Task to carry out
Restate the records below word for word, and omit the images they hold.

Input records
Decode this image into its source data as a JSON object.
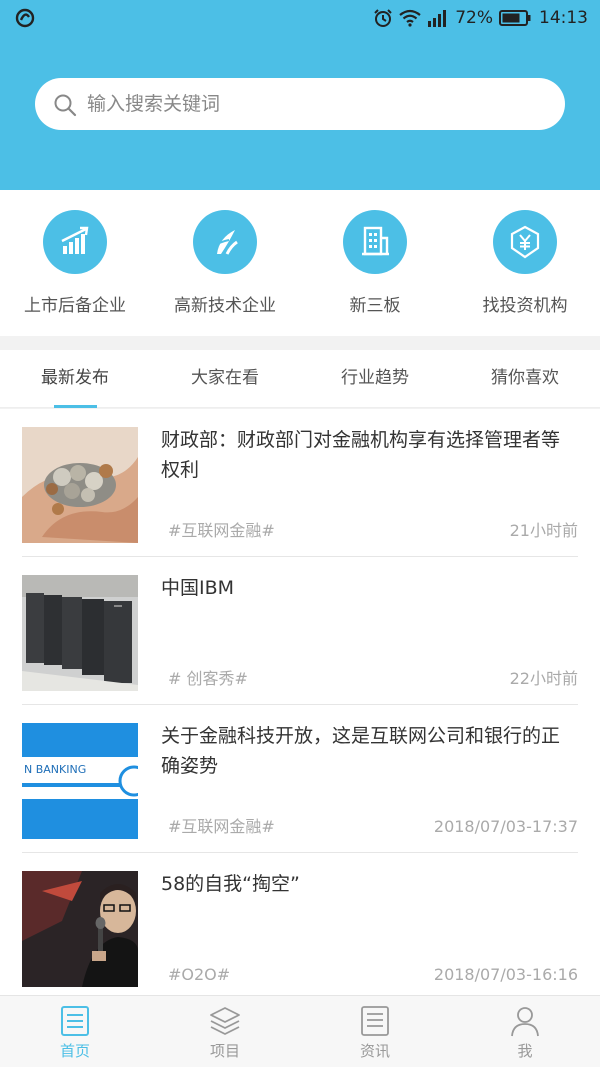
{
  "colors": {
    "accent": "#4cbfe6",
    "header_bg": "#4cbfe6",
    "muted": "#aaaaaa"
  },
  "status_bar": {
    "battery": "72%",
    "time": "14:13",
    "icons": [
      "app-logo-icon",
      "alarm-icon",
      "wifi-icon",
      "signal-icon",
      "battery-icon"
    ]
  },
  "search": {
    "placeholder": "输入搜索关键词"
  },
  "categories": [
    {
      "label": "上市后备企业",
      "icon": "growth-chart-icon"
    },
    {
      "label": "高新技术企业",
      "icon": "tech-leaf-icon"
    },
    {
      "label": "新三板",
      "icon": "building-icon"
    },
    {
      "label": "找投资机构",
      "icon": "yen-shield-icon"
    }
  ],
  "tabs": [
    {
      "label": "最新发布",
      "active": true
    },
    {
      "label": "大家在看",
      "active": false
    },
    {
      "label": "行业趋势",
      "active": false
    },
    {
      "label": "猜你喜欢",
      "active": false
    }
  ],
  "feed": [
    {
      "title": "财政部：财政部门对金融机构享有选择管理者等权利",
      "tag": "#互联网金融#",
      "time": "21小时前",
      "thumb": "coins-in-hands"
    },
    {
      "title": "中国IBM",
      "tag": "# 创客秀#",
      "time": "22小时前",
      "thumb": "server-racks"
    },
    {
      "title": "关于金融科技开放，这是互联网公司和银行的正确姿势",
      "tag": "#互联网金融#",
      "time": "2018/07/03-17:37",
      "thumb": "banking-banner",
      "thumb_text": "N BANKING"
    },
    {
      "title": "58的自我“掏空”",
      "tag": "#O2O#",
      "time": "2018/07/03-16:16",
      "thumb": "speaker-with-mic"
    }
  ],
  "bottom_nav": [
    {
      "label": "首页",
      "icon": "home-doc-icon",
      "active": true
    },
    {
      "label": "项目",
      "icon": "layers-icon",
      "active": false
    },
    {
      "label": "资讯",
      "icon": "news-doc-icon",
      "active": false
    },
    {
      "label": "我",
      "icon": "person-icon",
      "active": false
    }
  ]
}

Complete answer
Decode this image into its source data as a JSON object.
{
  "colors": {
    "accent": "#4cbfe6",
    "header_bg": "#4cbfe6",
    "muted": "#aaaaaa"
  },
  "status_bar": {
    "battery": "72%",
    "time": "14:13",
    "icons": [
      "app-logo-icon",
      "alarm-icon",
      "wifi-icon",
      "signal-icon",
      "battery-icon"
    ]
  },
  "search": {
    "placeholder": "输入搜索关键词"
  },
  "categories": [
    {
      "label": "上市后备企业",
      "icon": "growth-chart-icon"
    },
    {
      "label": "高新技术企业",
      "icon": "tech-leaf-icon"
    },
    {
      "label": "新三板",
      "icon": "building-icon"
    },
    {
      "label": "找投资机构",
      "icon": "yen-shield-icon"
    }
  ],
  "tabs": [
    {
      "label": "最新发布",
      "active": true
    },
    {
      "label": "大家在看",
      "active": false
    },
    {
      "label": "行业趋势",
      "active": false
    },
    {
      "label": "猜你喜欢",
      "active": false
    }
  ],
  "feed": [
    {
      "title": "财政部：财政部门对金融机构享有选择管理者等权利",
      "tag": "#互联网金融#",
      "time": "21小时前",
      "thumb": "coins-in-hands"
    },
    {
      "title": "中国IBM",
      "tag": "# 创客秀#",
      "time": "22小时前",
      "thumb": "server-racks"
    },
    {
      "title": "关于金融科技开放，这是互联网公司和银行的正确姿势",
      "tag": "#互联网金融#",
      "time": "2018/07/03-17:37",
      "thumb": "banking-banner",
      "thumb_text": "N BANKING"
    },
    {
      "title": "58的自我“掏空”",
      "tag": "#O2O#",
      "time": "2018/07/03-16:16",
      "thumb": "speaker-with-mic"
    }
  ],
  "bottom_nav": [
    {
      "label": "首页",
      "icon": "home-doc-icon",
      "active": true
    },
    {
      "label": "项目",
      "icon": "layers-icon",
      "active": false
    },
    {
      "label": "资讯",
      "icon": "news-doc-icon",
      "active": false
    },
    {
      "label": "我",
      "icon": "person-icon",
      "active": false
    }
  ]
}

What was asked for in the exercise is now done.